--- START OF LISTED RECORDS ---

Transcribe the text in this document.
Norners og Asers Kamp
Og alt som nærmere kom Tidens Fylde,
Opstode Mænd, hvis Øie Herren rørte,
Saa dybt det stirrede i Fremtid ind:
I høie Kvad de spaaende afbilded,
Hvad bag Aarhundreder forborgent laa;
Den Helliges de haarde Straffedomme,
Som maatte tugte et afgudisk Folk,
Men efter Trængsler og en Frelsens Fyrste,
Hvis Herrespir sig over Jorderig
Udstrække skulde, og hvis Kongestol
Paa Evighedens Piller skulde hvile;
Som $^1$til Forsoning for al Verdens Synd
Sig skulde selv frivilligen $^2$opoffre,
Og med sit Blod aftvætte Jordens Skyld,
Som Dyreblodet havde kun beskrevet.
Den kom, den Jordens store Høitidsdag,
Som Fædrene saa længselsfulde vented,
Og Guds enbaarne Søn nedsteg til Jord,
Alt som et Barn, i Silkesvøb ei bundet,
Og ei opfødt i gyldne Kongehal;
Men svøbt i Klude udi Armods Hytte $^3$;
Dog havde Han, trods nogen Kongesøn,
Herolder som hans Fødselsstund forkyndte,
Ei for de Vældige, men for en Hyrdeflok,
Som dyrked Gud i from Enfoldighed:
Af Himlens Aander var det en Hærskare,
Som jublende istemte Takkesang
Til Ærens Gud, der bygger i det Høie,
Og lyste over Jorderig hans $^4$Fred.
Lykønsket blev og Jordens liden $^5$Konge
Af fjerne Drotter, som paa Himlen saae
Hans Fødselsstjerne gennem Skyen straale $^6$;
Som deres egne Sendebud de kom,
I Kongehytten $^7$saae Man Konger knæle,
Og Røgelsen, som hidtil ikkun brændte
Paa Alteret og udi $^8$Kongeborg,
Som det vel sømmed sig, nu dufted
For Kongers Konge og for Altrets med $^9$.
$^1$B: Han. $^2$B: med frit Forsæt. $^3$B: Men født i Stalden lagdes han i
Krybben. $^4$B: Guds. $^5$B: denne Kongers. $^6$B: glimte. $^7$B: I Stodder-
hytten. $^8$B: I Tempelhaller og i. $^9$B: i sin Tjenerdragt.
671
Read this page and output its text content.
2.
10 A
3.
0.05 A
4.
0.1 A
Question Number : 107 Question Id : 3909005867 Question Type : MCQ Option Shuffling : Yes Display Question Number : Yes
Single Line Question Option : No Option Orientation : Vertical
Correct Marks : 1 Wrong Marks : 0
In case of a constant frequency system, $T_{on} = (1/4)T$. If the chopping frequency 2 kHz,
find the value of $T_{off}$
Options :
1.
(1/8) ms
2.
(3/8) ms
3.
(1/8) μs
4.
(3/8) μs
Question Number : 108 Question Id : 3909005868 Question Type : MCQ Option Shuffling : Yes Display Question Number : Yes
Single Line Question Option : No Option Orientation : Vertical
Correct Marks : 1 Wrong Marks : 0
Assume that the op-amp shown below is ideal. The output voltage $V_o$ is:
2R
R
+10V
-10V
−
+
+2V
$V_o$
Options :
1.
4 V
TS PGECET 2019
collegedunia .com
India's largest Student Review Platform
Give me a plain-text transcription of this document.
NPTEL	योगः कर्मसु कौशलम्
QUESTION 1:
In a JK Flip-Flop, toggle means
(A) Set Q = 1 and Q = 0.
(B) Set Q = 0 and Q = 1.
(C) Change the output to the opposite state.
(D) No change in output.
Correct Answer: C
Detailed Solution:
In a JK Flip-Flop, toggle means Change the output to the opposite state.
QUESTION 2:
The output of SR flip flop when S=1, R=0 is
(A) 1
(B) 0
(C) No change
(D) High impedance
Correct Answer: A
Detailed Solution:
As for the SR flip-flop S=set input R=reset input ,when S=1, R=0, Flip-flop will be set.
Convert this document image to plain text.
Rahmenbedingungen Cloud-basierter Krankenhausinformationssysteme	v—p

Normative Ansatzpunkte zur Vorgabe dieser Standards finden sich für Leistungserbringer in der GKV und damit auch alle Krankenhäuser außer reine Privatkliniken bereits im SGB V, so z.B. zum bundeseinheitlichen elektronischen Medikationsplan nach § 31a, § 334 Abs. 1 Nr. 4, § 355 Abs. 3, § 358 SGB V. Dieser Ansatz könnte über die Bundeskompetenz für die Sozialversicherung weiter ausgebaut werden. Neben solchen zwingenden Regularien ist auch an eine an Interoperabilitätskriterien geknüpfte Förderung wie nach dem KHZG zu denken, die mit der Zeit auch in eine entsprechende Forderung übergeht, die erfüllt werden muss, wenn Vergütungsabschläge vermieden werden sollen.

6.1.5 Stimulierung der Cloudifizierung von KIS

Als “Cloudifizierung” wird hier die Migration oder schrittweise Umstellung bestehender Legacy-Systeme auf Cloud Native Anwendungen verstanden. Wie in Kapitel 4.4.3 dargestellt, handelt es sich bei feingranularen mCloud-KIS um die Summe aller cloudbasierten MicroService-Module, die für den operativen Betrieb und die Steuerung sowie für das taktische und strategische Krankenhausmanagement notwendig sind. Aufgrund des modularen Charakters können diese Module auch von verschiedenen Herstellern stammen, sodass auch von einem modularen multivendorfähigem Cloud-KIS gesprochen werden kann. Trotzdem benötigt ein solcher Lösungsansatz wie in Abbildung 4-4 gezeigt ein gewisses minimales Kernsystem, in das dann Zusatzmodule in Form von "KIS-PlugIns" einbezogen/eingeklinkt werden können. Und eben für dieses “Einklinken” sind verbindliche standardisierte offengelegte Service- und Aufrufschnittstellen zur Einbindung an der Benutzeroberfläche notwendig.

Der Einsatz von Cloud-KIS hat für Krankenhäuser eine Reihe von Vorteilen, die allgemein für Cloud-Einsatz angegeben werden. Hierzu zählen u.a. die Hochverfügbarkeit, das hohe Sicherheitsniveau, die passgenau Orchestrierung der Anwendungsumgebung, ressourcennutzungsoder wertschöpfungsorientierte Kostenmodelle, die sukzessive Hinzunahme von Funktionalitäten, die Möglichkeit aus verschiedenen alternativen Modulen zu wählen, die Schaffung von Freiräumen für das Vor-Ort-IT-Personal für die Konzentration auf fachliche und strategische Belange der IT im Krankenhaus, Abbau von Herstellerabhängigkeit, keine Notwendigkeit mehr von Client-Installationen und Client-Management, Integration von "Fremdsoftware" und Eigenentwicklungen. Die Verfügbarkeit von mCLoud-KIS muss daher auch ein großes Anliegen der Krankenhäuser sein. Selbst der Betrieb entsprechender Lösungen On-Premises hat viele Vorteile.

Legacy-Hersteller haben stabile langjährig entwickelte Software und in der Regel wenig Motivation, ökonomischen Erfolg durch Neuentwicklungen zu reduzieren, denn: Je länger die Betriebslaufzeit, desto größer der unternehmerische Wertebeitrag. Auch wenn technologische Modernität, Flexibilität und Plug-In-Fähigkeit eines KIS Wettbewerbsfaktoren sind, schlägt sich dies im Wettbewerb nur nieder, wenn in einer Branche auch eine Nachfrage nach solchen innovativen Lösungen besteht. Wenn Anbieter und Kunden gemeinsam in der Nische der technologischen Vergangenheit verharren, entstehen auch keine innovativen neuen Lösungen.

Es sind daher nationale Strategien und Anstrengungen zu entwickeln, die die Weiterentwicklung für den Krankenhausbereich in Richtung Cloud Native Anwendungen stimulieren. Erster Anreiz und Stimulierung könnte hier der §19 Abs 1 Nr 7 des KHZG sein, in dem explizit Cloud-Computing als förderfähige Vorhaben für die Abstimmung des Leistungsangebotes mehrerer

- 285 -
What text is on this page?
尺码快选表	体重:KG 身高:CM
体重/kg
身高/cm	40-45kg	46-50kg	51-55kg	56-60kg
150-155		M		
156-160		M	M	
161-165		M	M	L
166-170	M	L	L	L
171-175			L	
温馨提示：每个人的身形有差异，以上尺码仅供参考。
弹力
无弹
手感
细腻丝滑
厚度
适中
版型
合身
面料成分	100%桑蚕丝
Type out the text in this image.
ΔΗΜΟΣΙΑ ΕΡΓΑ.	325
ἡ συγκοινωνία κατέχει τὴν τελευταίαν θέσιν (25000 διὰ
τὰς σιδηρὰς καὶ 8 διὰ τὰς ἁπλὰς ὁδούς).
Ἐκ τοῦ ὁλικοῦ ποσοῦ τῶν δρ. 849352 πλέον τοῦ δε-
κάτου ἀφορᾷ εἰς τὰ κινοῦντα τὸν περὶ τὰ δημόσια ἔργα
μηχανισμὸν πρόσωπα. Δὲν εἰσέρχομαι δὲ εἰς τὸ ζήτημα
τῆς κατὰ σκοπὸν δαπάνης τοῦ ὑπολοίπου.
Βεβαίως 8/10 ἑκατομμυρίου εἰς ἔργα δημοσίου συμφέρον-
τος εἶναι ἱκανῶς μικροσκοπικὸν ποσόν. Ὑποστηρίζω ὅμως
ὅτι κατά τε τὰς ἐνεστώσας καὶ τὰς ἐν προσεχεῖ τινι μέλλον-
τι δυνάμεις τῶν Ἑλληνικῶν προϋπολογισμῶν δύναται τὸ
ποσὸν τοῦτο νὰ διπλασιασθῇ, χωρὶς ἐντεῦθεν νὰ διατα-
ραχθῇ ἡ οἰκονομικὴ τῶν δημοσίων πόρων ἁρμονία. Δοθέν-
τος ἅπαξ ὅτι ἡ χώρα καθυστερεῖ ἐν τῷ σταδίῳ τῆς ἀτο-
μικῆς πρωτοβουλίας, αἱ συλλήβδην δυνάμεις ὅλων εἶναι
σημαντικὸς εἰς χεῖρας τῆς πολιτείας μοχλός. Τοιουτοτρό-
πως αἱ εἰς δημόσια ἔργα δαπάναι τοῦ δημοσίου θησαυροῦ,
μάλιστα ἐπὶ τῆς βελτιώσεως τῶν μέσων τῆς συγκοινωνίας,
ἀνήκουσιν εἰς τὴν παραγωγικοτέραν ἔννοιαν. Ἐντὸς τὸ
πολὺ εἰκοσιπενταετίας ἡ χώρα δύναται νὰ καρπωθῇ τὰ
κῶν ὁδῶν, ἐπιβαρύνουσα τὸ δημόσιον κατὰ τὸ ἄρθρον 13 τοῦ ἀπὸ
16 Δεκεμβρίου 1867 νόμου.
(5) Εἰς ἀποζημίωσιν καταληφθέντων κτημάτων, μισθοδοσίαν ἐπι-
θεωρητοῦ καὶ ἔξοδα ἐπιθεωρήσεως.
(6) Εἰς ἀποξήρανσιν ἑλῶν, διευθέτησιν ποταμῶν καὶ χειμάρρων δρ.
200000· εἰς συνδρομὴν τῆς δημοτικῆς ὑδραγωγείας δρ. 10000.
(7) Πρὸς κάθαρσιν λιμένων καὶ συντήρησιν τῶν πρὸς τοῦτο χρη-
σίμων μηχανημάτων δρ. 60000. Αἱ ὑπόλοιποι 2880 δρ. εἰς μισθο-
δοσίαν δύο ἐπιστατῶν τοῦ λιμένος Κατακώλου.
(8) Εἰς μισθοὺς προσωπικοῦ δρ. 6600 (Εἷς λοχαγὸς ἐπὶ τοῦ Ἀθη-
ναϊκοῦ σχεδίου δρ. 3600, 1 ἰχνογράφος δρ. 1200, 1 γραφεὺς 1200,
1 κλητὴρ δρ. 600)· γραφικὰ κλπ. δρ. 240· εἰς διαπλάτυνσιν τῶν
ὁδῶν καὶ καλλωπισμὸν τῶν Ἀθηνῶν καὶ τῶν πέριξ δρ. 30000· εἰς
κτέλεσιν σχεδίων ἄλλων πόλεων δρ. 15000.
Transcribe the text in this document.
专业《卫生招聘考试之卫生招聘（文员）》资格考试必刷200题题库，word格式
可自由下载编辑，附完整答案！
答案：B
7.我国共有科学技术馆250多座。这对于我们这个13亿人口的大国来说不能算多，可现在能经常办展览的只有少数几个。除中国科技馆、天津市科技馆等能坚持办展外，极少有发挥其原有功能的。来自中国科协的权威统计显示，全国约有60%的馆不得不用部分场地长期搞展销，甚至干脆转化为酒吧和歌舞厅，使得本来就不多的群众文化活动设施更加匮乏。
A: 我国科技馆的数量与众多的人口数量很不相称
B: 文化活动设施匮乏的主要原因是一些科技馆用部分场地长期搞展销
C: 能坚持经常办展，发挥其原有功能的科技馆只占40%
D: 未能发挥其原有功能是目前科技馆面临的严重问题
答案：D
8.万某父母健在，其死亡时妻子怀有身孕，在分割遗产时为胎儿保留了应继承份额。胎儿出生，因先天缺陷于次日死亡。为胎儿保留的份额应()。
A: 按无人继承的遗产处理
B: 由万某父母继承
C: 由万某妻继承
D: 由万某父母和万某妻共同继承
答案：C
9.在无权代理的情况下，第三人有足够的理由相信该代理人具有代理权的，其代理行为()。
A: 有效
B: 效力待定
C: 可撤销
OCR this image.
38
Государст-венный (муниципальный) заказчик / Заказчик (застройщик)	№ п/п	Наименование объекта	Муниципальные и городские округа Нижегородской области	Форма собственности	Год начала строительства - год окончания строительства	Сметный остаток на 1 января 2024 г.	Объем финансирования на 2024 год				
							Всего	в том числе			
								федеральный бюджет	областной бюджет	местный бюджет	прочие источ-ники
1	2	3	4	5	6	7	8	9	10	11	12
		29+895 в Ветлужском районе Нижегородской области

--- END OF LISTED RECORDS ---

**TASK DETAILS**
Count every line above that holds the word "ἔργα", and state the number and nothing more.

**FINISHED ANSWER**
3